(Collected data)
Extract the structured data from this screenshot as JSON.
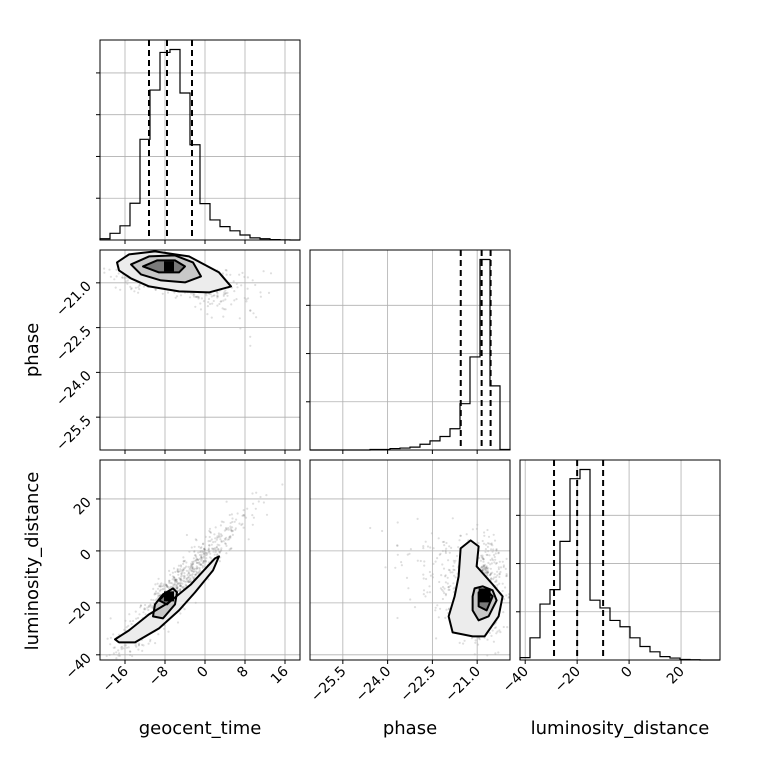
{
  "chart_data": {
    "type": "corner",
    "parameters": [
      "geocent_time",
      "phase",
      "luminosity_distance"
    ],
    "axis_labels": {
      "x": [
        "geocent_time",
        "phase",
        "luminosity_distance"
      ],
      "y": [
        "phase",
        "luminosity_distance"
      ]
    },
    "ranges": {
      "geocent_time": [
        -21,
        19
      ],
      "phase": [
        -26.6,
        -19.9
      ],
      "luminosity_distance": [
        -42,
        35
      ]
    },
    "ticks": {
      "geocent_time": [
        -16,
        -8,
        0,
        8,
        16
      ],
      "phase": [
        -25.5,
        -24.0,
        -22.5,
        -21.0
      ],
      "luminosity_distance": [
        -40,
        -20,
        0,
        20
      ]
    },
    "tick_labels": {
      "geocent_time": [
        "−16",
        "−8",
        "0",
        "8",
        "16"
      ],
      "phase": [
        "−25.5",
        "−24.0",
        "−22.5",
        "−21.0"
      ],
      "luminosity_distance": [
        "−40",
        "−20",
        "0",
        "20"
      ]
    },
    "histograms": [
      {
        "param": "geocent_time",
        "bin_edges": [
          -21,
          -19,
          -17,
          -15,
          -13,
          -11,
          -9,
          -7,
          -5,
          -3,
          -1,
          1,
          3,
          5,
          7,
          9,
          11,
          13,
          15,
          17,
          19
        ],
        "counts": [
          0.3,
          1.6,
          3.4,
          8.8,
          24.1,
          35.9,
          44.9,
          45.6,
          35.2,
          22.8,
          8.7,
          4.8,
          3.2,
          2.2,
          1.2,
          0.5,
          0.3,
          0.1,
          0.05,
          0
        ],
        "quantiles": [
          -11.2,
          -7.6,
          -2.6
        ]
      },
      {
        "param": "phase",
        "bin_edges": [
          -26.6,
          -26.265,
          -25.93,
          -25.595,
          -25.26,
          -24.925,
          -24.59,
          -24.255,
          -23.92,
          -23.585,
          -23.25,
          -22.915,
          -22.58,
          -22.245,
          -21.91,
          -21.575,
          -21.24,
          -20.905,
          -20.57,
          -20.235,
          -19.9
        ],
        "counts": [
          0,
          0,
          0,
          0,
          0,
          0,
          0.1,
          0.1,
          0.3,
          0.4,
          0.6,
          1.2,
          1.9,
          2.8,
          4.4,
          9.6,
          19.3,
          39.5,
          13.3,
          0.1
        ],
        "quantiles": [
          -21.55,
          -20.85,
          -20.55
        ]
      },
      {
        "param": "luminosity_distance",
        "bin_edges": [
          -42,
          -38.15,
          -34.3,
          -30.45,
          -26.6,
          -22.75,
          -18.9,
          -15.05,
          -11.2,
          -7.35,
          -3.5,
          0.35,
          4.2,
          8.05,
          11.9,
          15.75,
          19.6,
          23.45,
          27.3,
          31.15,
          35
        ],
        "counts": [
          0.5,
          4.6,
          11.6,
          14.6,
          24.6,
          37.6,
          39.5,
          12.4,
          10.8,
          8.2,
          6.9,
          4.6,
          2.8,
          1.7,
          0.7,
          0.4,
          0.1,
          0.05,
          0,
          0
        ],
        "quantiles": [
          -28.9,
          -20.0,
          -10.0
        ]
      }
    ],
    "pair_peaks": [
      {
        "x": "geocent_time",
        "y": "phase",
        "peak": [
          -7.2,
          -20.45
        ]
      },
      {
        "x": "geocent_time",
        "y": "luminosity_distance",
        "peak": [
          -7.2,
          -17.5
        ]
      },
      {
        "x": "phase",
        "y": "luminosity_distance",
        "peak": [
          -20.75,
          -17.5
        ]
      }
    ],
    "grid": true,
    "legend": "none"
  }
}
--
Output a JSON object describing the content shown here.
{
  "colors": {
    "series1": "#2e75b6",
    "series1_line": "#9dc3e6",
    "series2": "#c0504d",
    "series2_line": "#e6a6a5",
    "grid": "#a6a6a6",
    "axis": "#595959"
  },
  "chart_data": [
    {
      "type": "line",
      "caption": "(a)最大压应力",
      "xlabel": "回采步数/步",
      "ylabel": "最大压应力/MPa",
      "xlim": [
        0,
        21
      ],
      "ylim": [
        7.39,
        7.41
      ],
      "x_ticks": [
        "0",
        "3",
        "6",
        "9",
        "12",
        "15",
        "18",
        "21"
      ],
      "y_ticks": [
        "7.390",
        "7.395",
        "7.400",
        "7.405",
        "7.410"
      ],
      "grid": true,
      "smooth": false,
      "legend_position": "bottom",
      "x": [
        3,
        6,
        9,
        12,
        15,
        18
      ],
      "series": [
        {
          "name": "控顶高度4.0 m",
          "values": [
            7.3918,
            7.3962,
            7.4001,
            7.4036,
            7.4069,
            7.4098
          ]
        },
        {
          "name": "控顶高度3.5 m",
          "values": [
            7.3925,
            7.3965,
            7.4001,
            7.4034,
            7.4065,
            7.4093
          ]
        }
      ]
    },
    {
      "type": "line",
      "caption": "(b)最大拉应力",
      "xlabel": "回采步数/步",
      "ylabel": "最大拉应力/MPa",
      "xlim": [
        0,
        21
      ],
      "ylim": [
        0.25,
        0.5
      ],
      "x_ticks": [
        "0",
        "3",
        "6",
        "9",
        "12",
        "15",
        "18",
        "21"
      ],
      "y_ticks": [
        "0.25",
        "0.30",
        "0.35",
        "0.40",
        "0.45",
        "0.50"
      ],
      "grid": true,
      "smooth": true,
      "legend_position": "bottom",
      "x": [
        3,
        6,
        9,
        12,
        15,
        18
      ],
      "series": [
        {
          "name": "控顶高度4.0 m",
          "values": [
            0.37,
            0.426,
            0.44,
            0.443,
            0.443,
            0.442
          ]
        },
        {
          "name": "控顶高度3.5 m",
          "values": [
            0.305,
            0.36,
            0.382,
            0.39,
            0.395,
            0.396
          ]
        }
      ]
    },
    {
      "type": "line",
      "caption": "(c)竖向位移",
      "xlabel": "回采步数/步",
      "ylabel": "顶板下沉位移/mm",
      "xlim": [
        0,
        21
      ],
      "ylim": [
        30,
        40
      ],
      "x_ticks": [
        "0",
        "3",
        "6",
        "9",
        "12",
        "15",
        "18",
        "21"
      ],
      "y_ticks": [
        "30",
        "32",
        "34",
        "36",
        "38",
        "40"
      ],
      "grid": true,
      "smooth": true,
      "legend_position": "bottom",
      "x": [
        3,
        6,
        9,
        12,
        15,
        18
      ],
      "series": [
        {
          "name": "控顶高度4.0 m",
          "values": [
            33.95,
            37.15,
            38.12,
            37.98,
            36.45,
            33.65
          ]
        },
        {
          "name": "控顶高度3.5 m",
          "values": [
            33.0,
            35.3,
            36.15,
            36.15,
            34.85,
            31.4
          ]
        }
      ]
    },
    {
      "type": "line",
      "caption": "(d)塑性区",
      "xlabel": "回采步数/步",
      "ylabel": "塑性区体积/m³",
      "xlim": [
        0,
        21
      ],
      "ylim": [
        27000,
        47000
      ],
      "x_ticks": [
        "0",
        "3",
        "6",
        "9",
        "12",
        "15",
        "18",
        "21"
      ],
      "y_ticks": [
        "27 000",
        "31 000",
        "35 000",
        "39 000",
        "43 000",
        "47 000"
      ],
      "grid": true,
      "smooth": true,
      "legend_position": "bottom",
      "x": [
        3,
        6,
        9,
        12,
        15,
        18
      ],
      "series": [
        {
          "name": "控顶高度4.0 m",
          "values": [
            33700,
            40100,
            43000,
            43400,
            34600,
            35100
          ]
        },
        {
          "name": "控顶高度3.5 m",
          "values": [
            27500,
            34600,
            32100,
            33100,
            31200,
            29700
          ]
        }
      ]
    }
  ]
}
* * *
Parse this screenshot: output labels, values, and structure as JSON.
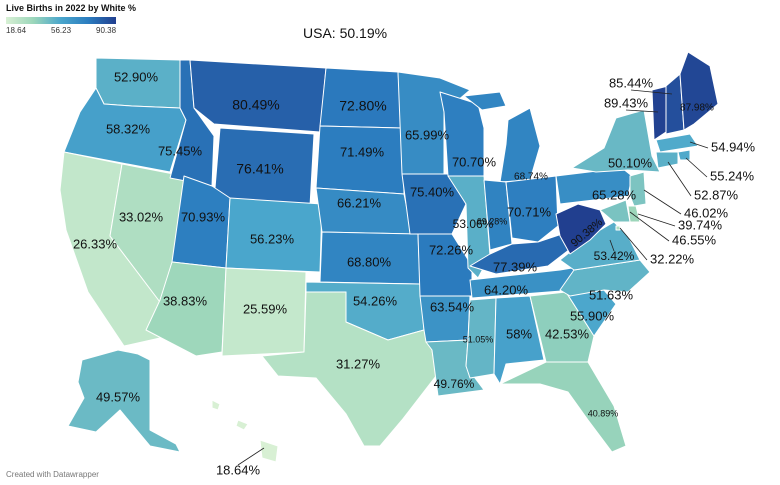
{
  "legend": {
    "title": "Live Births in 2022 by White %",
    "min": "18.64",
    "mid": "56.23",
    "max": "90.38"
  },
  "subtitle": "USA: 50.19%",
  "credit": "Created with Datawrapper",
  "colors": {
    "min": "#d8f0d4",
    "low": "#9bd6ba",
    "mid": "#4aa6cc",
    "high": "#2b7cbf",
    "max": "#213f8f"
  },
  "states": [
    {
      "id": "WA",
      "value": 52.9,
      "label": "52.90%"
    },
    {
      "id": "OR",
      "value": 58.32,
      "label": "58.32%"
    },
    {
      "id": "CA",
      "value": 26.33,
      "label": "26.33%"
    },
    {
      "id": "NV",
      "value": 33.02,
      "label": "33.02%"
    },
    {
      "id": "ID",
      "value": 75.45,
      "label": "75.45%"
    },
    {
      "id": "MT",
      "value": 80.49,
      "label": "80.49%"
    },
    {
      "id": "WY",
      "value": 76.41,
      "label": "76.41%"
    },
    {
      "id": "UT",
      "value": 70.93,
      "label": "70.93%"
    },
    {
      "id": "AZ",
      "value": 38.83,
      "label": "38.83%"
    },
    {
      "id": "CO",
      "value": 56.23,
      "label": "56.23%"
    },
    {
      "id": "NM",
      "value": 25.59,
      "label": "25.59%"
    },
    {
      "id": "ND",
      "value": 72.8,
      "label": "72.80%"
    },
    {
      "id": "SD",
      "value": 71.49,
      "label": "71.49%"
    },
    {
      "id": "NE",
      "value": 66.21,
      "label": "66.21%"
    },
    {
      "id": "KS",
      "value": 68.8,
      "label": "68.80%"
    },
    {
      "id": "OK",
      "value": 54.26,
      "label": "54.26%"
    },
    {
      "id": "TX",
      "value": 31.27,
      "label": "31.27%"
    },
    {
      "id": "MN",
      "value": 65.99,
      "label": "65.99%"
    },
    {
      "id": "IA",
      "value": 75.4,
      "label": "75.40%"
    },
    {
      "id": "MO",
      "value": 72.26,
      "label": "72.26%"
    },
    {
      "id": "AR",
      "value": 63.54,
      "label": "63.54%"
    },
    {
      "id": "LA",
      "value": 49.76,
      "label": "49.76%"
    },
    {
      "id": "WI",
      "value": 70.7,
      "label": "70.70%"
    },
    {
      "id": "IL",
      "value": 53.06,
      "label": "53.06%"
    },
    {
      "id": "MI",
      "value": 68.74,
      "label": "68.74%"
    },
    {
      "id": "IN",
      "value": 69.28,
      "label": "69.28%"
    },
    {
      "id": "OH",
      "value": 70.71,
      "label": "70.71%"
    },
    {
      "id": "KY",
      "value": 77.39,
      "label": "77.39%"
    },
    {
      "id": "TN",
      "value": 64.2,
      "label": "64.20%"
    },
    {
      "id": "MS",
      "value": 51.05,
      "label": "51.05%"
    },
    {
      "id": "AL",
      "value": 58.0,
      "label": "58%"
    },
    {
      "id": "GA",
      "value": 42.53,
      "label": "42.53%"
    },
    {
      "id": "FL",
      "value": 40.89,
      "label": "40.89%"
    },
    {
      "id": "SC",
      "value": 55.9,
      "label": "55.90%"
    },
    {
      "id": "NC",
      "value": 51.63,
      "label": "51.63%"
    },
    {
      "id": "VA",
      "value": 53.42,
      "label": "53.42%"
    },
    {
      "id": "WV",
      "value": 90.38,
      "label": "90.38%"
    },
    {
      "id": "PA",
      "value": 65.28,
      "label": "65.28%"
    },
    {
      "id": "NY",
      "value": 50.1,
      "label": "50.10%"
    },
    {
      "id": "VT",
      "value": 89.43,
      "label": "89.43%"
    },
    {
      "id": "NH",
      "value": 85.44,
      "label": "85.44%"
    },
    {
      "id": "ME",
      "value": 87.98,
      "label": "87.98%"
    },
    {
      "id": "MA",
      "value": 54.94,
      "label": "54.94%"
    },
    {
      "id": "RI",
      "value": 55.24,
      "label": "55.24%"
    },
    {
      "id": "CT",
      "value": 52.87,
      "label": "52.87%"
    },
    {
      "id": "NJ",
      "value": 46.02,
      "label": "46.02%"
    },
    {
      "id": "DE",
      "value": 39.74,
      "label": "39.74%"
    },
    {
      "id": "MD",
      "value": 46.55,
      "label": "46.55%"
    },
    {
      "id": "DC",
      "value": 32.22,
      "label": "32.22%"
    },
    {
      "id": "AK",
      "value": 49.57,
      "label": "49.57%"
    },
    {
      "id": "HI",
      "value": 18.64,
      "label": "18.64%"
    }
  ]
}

*Exercise brief*. Extract, from the material above, each line holding the word "screenshot".

*Written response*.
Extract the structured data from this screenshot as JSON.
Parse this screenshot: output labels, values, and structure as JSON.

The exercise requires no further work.